**Exercise**
In the copy, keep every record exact and leave out all images.

**The input**
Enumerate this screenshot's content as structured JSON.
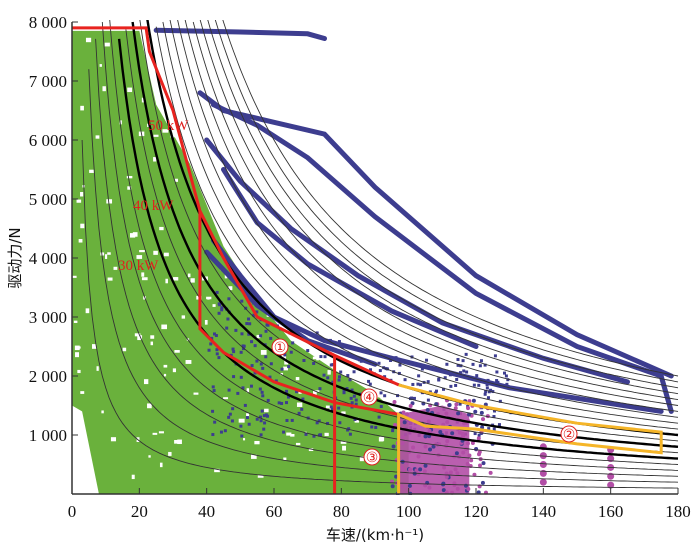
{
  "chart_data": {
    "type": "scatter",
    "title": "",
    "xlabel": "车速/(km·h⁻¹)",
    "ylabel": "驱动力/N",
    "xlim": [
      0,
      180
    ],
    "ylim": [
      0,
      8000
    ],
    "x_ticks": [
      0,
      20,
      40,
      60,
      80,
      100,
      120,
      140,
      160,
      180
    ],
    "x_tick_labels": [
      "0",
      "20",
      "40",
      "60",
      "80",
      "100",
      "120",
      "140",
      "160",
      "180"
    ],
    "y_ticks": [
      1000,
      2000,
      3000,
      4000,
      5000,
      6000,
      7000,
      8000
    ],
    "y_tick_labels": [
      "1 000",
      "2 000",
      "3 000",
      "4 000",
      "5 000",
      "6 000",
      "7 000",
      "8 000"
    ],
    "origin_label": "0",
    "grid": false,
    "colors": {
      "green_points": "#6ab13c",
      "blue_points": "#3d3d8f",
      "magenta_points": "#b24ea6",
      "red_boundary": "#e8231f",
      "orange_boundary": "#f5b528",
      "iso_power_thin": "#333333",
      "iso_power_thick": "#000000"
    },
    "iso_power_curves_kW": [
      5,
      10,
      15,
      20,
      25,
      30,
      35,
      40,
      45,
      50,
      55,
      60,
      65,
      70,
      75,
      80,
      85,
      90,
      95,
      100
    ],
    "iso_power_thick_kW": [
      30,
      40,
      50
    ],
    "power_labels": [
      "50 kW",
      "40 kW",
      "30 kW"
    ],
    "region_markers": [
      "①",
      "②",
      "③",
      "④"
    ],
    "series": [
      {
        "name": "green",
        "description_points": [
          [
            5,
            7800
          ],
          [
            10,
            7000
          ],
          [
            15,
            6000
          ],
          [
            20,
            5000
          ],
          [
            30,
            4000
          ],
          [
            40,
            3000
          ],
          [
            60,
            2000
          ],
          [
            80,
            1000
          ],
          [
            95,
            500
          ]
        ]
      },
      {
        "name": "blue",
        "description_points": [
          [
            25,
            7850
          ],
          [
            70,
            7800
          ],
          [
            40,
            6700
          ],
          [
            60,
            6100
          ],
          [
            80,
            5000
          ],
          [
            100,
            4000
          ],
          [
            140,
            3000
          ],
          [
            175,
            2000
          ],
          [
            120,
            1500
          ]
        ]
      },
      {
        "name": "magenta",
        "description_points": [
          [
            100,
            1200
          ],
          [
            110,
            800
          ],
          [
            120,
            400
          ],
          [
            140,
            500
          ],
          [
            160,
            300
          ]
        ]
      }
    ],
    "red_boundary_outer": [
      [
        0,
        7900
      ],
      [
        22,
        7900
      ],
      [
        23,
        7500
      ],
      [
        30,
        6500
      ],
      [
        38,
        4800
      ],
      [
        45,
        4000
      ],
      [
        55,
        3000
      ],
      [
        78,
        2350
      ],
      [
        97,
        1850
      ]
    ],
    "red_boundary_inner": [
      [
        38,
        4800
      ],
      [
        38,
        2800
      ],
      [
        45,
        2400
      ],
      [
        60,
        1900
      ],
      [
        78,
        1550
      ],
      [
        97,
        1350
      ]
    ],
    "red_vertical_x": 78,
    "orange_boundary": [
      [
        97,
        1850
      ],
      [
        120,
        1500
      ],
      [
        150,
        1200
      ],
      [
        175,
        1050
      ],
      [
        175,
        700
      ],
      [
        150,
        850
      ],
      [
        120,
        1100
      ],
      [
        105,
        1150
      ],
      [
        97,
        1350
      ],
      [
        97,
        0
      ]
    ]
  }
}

**Task result**
Enumerate this screenshot's content as structured JSON.
{
  "chart_data": {
    "type": "scatter",
    "title": "",
    "xlabel": "车速/(km·h⁻¹)",
    "ylabel": "驱动力/N",
    "xlim": [
      0,
      180
    ],
    "ylim": [
      0,
      8000
    ],
    "x_ticks": [
      0,
      20,
      40,
      60,
      80,
      100,
      120,
      140,
      160,
      180
    ],
    "x_tick_labels": [
      "0",
      "20",
      "40",
      "60",
      "80",
      "100",
      "120",
      "140",
      "160",
      "180"
    ],
    "y_ticks": [
      1000,
      2000,
      3000,
      4000,
      5000,
      6000,
      7000,
      8000
    ],
    "y_tick_labels": [
      "1 000",
      "2 000",
      "3 000",
      "4 000",
      "5 000",
      "6 000",
      "7 000",
      "8 000"
    ],
    "origin_label": "0",
    "grid": false,
    "colors": {
      "green_points": "#6ab13c",
      "blue_points": "#3d3d8f",
      "magenta_points": "#b24ea6",
      "red_boundary": "#e8231f",
      "orange_boundary": "#f5b528",
      "iso_power_thin": "#333333",
      "iso_power_thick": "#000000"
    },
    "iso_power_curves_kW": [
      5,
      10,
      15,
      20,
      25,
      30,
      35,
      40,
      45,
      50,
      55,
      60,
      65,
      70,
      75,
      80,
      85,
      90,
      95,
      100
    ],
    "iso_power_thick_kW": [
      30,
      40,
      50
    ],
    "power_labels": [
      "50 kW",
      "40 kW",
      "30 kW"
    ],
    "region_markers": [
      "①",
      "②",
      "③",
      "④"
    ],
    "series": [
      {
        "name": "green",
        "description_points": [
          [
            5,
            7800
          ],
          [
            10,
            7000
          ],
          [
            15,
            6000
          ],
          [
            20,
            5000
          ],
          [
            30,
            4000
          ],
          [
            40,
            3000
          ],
          [
            60,
            2000
          ],
          [
            80,
            1000
          ],
          [
            95,
            500
          ]
        ]
      },
      {
        "name": "blue",
        "description_points": [
          [
            25,
            7850
          ],
          [
            70,
            7800
          ],
          [
            40,
            6700
          ],
          [
            60,
            6100
          ],
          [
            80,
            5000
          ],
          [
            100,
            4000
          ],
          [
            140,
            3000
          ],
          [
            175,
            2000
          ],
          [
            120,
            1500
          ]
        ]
      },
      {
        "name": "magenta",
        "description_points": [
          [
            100,
            1200
          ],
          [
            110,
            800
          ],
          [
            120,
            400
          ],
          [
            140,
            500
          ],
          [
            160,
            300
          ]
        ]
      }
    ],
    "red_boundary_outer": [
      [
        0,
        7900
      ],
      [
        22,
        7900
      ],
      [
        23,
        7500
      ],
      [
        30,
        6500
      ],
      [
        38,
        4800
      ],
      [
        45,
        4000
      ],
      [
        55,
        3000
      ],
      [
        78,
        2350
      ],
      [
        97,
        1850
      ]
    ],
    "red_boundary_inner": [
      [
        38,
        4800
      ],
      [
        38,
        2800
      ],
      [
        45,
        2400
      ],
      [
        60,
        1900
      ],
      [
        78,
        1550
      ],
      [
        97,
        1350
      ]
    ],
    "red_vertical_x": 78,
    "orange_boundary": [
      [
        97,
        1850
      ],
      [
        120,
        1500
      ],
      [
        150,
        1200
      ],
      [
        175,
        1050
      ],
      [
        175,
        700
      ],
      [
        150,
        850
      ],
      [
        120,
        1100
      ],
      [
        105,
        1150
      ],
      [
        97,
        1350
      ],
      [
        97,
        0
      ]
    ]
  }
}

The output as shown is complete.